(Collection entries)
__________________________________________________

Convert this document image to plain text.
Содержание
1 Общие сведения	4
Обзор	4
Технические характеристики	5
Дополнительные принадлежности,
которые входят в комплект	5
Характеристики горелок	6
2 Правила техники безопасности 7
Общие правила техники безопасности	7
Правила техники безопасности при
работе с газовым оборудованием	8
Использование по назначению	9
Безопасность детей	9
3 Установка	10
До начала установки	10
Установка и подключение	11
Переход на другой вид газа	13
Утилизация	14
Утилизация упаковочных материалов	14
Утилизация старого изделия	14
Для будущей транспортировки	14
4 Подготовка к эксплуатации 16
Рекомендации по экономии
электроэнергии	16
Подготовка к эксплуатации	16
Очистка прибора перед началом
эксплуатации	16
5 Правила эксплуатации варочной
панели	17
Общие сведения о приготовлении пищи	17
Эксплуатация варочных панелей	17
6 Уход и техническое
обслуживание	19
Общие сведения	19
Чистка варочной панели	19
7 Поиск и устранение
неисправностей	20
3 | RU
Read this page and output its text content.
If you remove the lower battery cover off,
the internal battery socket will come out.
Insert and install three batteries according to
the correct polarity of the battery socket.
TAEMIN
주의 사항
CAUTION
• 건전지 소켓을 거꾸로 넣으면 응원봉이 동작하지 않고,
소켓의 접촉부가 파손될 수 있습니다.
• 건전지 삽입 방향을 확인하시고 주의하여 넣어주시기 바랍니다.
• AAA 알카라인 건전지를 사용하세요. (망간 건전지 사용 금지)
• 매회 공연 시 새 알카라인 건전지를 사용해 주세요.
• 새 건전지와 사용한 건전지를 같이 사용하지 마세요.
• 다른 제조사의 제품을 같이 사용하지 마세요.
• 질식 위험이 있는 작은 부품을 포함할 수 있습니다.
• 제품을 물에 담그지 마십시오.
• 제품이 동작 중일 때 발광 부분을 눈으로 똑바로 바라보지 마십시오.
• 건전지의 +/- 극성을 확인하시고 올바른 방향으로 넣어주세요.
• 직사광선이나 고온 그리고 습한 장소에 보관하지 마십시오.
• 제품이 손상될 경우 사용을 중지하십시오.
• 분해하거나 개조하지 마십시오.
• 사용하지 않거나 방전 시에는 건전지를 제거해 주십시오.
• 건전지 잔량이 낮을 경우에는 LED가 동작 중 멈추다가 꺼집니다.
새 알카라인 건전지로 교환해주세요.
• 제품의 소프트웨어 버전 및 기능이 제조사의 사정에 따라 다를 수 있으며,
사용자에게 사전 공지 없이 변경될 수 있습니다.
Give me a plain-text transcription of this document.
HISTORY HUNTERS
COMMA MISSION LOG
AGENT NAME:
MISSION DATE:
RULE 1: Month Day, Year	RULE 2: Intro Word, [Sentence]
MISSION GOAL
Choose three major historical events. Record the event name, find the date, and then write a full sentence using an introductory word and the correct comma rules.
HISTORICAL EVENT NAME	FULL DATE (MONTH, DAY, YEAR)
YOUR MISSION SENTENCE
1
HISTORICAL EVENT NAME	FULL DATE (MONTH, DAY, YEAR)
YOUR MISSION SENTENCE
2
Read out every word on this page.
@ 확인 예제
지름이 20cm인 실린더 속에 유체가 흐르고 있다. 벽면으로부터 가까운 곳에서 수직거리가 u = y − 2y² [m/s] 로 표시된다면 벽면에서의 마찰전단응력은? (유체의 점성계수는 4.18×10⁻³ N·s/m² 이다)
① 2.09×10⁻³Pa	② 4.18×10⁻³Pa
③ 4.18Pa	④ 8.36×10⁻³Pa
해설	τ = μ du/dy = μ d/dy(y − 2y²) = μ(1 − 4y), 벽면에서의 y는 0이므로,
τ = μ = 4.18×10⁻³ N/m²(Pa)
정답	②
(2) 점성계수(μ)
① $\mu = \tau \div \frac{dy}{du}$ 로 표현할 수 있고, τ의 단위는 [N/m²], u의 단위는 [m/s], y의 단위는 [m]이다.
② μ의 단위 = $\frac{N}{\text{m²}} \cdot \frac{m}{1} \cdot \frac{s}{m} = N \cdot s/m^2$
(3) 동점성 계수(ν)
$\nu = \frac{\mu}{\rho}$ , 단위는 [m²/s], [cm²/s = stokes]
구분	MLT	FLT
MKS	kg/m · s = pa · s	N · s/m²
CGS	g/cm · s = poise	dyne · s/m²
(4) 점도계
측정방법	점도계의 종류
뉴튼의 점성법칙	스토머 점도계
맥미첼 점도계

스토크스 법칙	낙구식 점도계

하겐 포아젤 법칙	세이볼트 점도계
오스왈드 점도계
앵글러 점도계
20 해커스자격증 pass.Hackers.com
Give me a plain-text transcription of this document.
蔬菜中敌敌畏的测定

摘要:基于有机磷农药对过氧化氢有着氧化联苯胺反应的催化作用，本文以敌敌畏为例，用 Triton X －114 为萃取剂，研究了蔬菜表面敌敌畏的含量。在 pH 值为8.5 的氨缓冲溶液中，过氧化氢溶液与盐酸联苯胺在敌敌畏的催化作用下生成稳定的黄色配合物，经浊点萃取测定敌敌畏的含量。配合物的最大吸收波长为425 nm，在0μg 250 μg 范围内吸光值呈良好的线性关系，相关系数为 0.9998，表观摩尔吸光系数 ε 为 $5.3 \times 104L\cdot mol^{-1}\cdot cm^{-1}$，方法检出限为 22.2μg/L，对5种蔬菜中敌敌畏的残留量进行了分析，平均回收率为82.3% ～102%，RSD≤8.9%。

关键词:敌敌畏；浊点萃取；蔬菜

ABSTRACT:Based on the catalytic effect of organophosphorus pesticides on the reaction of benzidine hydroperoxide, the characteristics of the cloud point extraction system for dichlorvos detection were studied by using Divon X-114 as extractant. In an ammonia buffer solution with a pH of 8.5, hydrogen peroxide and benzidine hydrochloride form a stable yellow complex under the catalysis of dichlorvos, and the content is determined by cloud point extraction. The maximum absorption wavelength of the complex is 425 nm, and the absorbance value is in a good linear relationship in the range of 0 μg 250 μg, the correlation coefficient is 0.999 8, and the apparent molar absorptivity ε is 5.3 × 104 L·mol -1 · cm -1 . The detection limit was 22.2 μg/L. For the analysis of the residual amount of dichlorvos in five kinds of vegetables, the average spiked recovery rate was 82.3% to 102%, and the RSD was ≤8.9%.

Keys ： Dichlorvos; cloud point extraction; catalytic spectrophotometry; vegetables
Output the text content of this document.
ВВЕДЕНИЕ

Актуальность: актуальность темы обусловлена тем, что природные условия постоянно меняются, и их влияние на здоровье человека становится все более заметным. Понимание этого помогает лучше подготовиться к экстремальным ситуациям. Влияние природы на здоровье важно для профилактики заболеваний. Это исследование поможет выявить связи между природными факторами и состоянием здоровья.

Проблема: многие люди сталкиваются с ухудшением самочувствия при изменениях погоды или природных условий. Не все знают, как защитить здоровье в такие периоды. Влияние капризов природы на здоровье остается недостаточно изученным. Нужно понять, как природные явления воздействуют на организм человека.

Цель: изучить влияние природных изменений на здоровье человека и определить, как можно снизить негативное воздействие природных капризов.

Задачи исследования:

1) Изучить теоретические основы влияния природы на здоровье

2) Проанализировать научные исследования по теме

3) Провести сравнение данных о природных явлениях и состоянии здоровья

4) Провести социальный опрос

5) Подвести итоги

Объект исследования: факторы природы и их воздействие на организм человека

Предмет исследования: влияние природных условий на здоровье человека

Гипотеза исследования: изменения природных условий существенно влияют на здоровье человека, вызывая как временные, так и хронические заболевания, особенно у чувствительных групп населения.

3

__________________________________________________

» **Exercise brief**: Search the records above for the string "battery". Copy every line that contains it.

» **Response to the exercise**:
If you remove the lower battery cover off,
the internal battery socket will come out.
the correct polarity of the battery socket.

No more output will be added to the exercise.